## Exercise objective
Copy out the data below word for word, from the start up to and including the line with "series-line-cc1 bbox=[1591, 227, 2540, 986]".

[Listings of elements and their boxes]
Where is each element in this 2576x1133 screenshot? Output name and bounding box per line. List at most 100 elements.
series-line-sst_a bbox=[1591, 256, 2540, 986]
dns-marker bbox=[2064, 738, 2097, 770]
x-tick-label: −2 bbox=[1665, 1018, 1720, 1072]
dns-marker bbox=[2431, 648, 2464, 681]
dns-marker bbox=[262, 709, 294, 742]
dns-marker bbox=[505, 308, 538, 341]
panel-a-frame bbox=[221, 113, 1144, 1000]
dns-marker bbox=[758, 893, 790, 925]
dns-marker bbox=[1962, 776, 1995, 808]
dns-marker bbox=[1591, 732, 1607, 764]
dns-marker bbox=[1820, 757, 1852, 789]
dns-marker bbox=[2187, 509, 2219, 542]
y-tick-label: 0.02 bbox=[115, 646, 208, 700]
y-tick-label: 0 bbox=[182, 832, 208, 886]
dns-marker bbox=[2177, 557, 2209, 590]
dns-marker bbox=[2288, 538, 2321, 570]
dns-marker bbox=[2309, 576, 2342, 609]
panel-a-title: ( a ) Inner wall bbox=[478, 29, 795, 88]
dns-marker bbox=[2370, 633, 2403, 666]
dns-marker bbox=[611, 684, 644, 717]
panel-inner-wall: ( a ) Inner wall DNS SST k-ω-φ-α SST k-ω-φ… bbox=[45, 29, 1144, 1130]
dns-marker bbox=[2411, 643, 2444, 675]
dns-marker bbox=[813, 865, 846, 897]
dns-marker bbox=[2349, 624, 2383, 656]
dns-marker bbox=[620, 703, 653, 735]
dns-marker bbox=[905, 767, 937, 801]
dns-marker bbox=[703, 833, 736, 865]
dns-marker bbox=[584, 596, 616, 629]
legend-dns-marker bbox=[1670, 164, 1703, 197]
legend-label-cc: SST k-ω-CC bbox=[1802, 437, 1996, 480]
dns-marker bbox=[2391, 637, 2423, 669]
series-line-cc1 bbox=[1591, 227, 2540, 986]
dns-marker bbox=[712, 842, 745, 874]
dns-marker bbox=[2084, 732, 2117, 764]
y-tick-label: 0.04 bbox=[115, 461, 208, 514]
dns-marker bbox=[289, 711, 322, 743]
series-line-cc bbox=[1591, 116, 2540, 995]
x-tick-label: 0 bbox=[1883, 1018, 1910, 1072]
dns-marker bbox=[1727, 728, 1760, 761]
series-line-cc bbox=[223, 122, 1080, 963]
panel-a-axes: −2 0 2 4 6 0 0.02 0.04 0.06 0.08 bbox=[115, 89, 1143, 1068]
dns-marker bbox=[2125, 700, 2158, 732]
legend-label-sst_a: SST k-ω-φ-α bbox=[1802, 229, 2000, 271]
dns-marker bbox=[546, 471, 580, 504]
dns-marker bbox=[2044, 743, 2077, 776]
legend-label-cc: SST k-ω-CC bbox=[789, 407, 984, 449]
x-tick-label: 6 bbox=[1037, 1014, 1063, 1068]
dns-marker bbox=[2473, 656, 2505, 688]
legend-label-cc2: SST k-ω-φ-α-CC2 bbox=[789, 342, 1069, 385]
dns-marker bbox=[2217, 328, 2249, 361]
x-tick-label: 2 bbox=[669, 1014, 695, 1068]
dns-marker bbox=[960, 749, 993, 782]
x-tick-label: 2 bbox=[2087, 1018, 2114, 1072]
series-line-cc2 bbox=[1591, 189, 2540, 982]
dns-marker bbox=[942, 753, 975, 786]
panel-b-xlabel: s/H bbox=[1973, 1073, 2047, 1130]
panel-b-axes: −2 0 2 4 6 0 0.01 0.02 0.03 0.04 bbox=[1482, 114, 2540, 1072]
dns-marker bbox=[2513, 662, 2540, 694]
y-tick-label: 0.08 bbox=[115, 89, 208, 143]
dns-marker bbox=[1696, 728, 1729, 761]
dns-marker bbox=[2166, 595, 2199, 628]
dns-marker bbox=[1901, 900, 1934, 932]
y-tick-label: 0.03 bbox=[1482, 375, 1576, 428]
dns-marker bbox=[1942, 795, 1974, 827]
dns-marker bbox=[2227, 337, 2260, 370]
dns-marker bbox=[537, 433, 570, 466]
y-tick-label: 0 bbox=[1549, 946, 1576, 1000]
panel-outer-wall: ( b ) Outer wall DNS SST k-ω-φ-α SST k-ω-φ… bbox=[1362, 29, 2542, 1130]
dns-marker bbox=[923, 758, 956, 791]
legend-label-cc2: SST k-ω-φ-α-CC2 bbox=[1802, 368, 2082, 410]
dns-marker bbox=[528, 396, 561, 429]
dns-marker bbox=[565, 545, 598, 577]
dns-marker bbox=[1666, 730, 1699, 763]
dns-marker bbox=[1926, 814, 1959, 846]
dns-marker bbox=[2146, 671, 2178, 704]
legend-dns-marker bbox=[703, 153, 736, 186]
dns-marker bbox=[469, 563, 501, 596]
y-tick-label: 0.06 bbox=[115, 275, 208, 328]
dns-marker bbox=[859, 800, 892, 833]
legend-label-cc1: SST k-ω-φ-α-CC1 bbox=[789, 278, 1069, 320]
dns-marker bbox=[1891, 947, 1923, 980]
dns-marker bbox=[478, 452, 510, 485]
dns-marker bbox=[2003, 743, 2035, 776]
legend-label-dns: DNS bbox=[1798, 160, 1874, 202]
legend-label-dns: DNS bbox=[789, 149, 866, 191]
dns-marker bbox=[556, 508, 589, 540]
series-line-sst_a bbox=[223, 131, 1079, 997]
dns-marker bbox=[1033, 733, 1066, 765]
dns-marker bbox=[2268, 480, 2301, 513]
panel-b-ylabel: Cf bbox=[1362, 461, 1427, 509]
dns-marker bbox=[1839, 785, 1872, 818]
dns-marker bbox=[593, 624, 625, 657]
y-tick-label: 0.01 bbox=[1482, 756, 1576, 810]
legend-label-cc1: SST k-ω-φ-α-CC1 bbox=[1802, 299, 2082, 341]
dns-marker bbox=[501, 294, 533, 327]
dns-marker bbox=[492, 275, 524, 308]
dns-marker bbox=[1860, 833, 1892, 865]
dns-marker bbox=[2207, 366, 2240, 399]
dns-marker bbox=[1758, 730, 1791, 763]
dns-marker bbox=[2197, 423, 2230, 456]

## Task output
Where is each element in this 2576x1133 screenshot? Output name and bounding box per line. List at most 100 elements.
series-line-sst_a bbox=[1591, 256, 2540, 986]
dns-marker bbox=[2064, 738, 2097, 770]
x-tick-label: −2 bbox=[1665, 1018, 1720, 1072]
dns-marker bbox=[2431, 648, 2464, 681]
dns-marker bbox=[262, 709, 294, 742]
dns-marker bbox=[505, 308, 538, 341]
panel-a-frame bbox=[221, 113, 1144, 1000]
dns-marker bbox=[758, 893, 790, 925]
dns-marker bbox=[1962, 776, 1995, 808]
dns-marker bbox=[1591, 732, 1607, 764]
dns-marker bbox=[1820, 757, 1852, 789]
dns-marker bbox=[2187, 509, 2219, 542]
y-tick-label: 0.02 bbox=[115, 646, 208, 700]
y-tick-label: 0 bbox=[182, 832, 208, 886]
dns-marker bbox=[2177, 557, 2209, 590]
dns-marker bbox=[2288, 538, 2321, 570]
dns-marker bbox=[2309, 576, 2342, 609]
panel-a-title: ( a ) Inner wall bbox=[478, 29, 795, 88]
dns-marker bbox=[2370, 633, 2403, 666]
dns-marker bbox=[611, 684, 644, 717]
panel-inner-wall: ( a ) Inner wall DNS SST k-ω-φ-α SST k-ω-φ… bbox=[45, 29, 1144, 1130]
dns-marker bbox=[2411, 643, 2444, 675]
dns-marker bbox=[813, 865, 846, 897]
dns-marker bbox=[2349, 624, 2383, 656]
dns-marker bbox=[620, 703, 653, 735]
dns-marker bbox=[905, 767, 937, 801]
dns-marker bbox=[703, 833, 736, 865]
dns-marker bbox=[584, 596, 616, 629]
legend-dns-marker bbox=[1670, 164, 1703, 197]
legend-label-cc: SST k-ω-CC bbox=[1802, 437, 1996, 480]
dns-marker bbox=[2391, 637, 2423, 669]
series-line-cc1 bbox=[1591, 227, 2540, 986]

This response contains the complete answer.